* [Short exercise]: Where a line of the listing below includes the word "Полнолунiе", reproduce that line.

[Dataset items]
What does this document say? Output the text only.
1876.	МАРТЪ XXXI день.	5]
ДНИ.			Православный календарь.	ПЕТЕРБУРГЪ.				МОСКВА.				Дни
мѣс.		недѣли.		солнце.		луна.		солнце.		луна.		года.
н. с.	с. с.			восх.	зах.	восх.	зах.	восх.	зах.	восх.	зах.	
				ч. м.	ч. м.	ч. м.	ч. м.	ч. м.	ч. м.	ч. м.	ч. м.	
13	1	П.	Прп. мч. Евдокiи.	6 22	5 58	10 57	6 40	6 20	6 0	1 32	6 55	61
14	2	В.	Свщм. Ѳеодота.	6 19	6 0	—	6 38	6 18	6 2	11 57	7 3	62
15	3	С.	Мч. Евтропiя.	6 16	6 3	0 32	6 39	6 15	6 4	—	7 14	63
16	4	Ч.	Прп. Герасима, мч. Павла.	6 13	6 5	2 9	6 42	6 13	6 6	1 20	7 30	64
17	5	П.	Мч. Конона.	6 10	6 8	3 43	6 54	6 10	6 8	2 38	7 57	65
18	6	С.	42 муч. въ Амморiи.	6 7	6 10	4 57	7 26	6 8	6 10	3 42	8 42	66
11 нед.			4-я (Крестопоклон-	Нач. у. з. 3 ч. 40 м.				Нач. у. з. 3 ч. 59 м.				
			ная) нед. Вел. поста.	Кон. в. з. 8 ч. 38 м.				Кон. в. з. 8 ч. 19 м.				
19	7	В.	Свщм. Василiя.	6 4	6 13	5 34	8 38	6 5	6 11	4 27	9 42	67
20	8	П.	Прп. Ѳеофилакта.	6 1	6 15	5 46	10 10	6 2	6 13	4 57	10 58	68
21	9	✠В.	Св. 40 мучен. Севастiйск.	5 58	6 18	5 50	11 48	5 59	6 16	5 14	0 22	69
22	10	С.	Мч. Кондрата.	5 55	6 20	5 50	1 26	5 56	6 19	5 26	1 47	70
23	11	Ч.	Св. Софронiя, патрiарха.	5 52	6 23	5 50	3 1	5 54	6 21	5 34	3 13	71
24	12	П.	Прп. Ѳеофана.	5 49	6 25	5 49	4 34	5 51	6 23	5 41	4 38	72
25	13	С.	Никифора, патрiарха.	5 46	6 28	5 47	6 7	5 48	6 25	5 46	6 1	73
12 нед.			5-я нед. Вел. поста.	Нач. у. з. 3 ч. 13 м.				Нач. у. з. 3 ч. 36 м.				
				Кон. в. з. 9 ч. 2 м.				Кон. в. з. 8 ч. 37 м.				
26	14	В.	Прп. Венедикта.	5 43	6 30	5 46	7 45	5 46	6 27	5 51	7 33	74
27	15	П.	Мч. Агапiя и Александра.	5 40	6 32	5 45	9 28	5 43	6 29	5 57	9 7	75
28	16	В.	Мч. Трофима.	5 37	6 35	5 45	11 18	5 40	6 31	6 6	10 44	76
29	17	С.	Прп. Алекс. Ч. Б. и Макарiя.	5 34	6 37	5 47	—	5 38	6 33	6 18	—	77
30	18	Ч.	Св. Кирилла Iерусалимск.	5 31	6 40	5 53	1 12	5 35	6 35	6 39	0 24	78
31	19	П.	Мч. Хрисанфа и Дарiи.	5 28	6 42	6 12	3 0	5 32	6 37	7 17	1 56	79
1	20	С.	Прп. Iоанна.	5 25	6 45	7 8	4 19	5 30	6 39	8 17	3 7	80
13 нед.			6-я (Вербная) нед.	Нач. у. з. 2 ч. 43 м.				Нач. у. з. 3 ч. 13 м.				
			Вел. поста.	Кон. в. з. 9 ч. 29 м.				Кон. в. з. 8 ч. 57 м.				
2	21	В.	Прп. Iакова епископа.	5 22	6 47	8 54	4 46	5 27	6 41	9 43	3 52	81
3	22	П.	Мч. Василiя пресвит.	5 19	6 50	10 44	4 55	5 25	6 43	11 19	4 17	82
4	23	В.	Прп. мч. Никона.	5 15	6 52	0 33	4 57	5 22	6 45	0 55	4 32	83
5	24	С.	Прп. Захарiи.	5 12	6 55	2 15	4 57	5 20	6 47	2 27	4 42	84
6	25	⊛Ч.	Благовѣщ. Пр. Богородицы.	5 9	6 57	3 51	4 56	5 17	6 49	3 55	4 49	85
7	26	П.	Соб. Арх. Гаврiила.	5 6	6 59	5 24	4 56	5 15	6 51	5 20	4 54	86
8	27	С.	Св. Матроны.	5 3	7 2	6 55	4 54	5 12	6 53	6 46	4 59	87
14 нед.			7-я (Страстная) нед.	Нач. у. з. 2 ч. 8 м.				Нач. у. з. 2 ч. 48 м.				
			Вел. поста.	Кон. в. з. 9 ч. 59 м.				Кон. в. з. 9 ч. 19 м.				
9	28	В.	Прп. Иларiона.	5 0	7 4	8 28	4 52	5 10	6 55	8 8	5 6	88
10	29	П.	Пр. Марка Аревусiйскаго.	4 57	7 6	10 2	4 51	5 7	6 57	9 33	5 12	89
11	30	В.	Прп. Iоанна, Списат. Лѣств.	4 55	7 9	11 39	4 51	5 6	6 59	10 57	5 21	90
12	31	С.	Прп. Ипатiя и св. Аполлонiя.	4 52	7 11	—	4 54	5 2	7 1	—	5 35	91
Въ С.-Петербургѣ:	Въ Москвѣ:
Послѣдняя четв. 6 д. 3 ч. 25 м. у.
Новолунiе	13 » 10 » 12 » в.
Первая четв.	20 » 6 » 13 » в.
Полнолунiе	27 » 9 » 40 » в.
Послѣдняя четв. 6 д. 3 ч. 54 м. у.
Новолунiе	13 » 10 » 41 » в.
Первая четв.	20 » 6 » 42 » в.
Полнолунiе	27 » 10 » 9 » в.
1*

--

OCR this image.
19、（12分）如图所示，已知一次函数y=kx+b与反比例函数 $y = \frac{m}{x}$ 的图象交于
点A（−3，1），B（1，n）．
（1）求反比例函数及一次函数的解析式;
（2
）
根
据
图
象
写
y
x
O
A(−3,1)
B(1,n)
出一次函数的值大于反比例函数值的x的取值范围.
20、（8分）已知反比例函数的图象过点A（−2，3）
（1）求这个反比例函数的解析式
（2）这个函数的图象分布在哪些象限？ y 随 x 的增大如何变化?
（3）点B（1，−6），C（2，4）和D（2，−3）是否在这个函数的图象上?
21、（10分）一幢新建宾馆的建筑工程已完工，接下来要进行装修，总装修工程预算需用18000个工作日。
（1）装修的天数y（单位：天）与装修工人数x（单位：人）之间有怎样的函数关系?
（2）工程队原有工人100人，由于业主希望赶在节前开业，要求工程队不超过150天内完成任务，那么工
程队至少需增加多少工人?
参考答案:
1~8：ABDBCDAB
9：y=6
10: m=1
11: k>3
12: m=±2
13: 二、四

* [Final answer]:
Полнолунiе	27 » 9 » 40 » в.
Полнолунiе	27 » 10 » 9 » в.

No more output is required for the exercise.